>> Begin Provided entries

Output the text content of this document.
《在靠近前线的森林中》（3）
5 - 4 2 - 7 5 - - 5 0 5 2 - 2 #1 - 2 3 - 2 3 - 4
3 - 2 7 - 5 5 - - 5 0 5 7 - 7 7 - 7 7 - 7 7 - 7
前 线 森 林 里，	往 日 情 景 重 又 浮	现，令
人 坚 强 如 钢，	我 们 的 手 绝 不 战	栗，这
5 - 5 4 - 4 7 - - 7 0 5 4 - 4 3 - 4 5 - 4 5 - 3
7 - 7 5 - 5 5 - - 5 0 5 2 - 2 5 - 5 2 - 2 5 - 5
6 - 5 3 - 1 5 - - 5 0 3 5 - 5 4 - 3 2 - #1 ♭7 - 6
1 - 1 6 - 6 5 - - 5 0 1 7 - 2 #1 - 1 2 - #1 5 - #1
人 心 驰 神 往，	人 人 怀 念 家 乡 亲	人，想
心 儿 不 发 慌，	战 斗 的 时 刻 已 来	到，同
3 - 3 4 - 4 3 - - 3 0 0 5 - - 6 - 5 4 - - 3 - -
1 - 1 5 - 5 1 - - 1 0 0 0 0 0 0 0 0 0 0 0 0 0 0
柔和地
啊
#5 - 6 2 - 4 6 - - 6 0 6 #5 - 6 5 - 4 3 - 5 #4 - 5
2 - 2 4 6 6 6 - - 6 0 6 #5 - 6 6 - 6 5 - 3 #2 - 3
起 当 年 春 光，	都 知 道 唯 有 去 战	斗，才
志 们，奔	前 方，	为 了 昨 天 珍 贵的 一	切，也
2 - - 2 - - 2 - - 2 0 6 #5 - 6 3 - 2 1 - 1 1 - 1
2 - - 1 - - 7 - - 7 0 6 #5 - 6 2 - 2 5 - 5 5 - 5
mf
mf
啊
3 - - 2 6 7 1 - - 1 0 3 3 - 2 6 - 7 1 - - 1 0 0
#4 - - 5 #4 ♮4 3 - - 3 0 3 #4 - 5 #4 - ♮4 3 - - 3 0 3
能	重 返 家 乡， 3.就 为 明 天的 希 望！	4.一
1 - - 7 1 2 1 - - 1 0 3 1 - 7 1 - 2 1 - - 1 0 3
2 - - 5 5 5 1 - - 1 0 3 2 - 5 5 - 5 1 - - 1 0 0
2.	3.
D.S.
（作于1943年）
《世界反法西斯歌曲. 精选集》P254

>> End Provided entries

Pull out each record as written and restate it exactly.

→ **Worked answer**
Output the text content of this document.
《在靠近前线的森林中》（3）
5 - 4 2 - 7 5 - - 5 0 5 2 - 2 #1 - 2 3 - 2 3 - 4
3 - 2 7 - 5 5 - - 5 0 5 7 - 7 7 - 7 7 - 7 7 - 7
前 线 森 林 里，	往 日 情 景 重 又 浮	现，令
人 坚 强 如 钢，	我 们 的 手 绝 不 战	栗，这
5 - 5 4 - 4 7 - - 7 0 5 4 - 4 3 - 4 5 - 4 5 - 3
7 - 7 5 - 5 5 - - 5 0 5 2 - 2 5 - 5 2 - 2 5 - 5
6 - 5 3 - 1 5 - - 5 0 3 5 - 5 4 - 3 2 - #1 ♭7 - 6
1 - 1 6 - 6 5 - - 5 0 1 7 - 2 #1 - 1 2 - #1 5 - #1
人 心 驰 神 往，	人 人 怀 念 家 乡 亲	人，想
心 儿 不 发 慌，	战 斗 的 时 刻 已 来	到，同
3 - 3 4 - 4 3 - - 3 0 0 5 - - 6 - 5 4 - - 3 - -
1 - 1 5 - 5 1 - - 1 0 0 0 0 0 0 0 0 0 0 0 0 0 0
柔和地
啊
#5 - 6 2 - 4 6 - - 6 0 6 #5 - 6 5 - 4 3 - 5 #4 - 5
2 - 2 4 6 6 6 - - 6 0 6 #5 - 6 6 - 6 5 - 3 #2 - 3
起 当 年 春 光，	都 知 道 唯 有 去 战	斗，才
志 们，奔	前 方，	为 了 昨 天 珍 贵的 一	切，也
2 - - 2 - - 2 - - 2 0 6 #5 - 6 3 - 2 1 - 1 1 - 1
2 - - 1 - - 7 - - 7 0 6 #5 - 6 2 - 2 5 - 5 5 - 5
mf
mf
啊
3 - - 2 6 7 1 - - 1 0 3 3 - 2 6 - 7 1 - - 1 0 0
#4 - - 5 #4 ♮4 3 - - 3 0 3 #4 - 5 #4 - ♮4 3 - - 3 0 3
能	重 返 家 乡， 3.就 为 明 天的 希 望！	4.一
1 - - 7 1 2 1 - - 1 0 3 1 - 7 1 - 2 1 - - 1 0 3
2 - - 5 5 5 1 - - 1 0 3 2 - 5 5 - 5 1 - - 1 0 0
2.	3.
D.S.
（作于1943年）
《世界反法西斯歌曲. 精选集》P254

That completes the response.